# DATASET RECORDS
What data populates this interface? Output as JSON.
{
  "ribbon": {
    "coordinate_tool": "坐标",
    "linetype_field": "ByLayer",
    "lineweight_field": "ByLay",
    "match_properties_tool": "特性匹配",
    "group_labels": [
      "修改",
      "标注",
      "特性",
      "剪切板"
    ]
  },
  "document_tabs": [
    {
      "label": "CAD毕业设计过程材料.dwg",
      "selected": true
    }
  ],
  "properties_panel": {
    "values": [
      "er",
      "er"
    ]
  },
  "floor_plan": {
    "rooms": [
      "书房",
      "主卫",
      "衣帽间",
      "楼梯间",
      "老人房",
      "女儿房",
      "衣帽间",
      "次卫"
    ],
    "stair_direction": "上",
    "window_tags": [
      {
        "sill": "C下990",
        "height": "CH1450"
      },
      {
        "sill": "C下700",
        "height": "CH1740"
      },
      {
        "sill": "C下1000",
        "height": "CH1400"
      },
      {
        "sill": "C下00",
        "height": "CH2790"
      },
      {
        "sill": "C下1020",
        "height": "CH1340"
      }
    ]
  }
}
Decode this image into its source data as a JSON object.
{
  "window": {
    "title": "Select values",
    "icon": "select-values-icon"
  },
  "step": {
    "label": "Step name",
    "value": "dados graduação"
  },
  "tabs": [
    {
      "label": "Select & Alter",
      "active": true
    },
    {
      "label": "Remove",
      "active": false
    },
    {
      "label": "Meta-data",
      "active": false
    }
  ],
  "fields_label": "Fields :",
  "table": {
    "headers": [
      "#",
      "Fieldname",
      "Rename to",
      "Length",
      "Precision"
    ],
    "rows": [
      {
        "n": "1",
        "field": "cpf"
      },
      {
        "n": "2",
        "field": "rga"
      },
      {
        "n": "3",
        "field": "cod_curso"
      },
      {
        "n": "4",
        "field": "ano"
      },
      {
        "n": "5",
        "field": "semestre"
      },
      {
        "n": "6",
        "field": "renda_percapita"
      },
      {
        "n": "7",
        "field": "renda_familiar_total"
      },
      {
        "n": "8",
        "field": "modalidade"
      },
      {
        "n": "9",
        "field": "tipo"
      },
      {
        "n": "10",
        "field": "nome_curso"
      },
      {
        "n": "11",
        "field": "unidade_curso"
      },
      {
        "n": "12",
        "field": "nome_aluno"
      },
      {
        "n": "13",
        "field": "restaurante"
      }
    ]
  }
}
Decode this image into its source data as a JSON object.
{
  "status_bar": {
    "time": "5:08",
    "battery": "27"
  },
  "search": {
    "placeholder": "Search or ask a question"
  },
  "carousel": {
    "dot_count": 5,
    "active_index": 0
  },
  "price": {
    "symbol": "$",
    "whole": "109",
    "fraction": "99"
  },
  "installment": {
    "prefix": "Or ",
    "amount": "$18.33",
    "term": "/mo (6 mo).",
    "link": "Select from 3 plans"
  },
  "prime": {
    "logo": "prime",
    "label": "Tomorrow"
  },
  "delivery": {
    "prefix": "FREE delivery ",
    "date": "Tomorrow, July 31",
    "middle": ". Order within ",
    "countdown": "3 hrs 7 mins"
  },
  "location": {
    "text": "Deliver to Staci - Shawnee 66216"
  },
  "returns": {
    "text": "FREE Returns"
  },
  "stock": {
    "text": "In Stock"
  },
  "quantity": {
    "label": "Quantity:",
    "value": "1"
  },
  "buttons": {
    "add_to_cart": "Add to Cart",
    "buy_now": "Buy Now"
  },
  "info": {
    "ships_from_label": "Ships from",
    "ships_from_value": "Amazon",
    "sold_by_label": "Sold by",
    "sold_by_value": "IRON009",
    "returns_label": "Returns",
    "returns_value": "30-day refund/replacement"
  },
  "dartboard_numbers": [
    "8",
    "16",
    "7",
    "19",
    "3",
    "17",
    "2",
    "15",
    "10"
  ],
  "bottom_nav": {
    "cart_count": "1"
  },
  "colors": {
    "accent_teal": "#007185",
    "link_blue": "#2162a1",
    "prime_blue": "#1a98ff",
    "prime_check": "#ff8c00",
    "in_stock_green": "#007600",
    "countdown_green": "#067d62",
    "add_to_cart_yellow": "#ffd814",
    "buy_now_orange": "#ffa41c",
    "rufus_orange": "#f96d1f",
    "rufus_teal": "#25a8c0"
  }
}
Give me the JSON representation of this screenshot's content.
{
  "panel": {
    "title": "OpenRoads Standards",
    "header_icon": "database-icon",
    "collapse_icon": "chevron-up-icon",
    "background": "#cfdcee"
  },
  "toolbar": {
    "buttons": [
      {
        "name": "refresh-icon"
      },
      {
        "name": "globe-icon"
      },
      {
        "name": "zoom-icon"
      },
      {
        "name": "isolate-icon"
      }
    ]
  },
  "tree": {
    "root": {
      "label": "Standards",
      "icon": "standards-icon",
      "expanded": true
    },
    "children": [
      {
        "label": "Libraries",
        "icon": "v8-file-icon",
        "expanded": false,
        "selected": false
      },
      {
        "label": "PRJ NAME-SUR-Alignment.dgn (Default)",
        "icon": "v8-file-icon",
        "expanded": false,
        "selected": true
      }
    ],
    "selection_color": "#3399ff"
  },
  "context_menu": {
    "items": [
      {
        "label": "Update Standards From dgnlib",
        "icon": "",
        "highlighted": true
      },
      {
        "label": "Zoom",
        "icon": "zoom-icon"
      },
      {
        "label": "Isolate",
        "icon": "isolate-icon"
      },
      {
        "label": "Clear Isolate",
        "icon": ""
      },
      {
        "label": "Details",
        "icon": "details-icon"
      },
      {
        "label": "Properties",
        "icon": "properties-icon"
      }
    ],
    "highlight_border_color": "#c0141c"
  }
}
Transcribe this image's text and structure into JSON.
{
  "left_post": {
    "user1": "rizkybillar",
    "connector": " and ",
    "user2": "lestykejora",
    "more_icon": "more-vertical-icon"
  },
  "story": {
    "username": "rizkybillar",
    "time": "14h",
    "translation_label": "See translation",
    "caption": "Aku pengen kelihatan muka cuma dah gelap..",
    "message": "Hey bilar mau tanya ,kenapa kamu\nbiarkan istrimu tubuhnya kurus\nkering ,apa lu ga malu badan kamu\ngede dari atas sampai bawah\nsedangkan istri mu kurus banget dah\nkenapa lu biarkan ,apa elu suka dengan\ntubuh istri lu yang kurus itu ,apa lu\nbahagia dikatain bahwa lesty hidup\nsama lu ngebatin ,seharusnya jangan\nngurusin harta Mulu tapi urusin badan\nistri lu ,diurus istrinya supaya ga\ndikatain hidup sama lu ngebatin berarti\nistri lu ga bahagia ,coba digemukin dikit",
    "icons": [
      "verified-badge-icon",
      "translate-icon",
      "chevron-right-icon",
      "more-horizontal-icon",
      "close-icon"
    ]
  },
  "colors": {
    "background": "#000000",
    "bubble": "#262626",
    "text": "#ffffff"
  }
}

# WORK REQUIRED
Go through the records. Copy each line where "title" appears.

# FINISHED ANSWER
    "title": "Select values",
    "title": "OpenRoads Standards",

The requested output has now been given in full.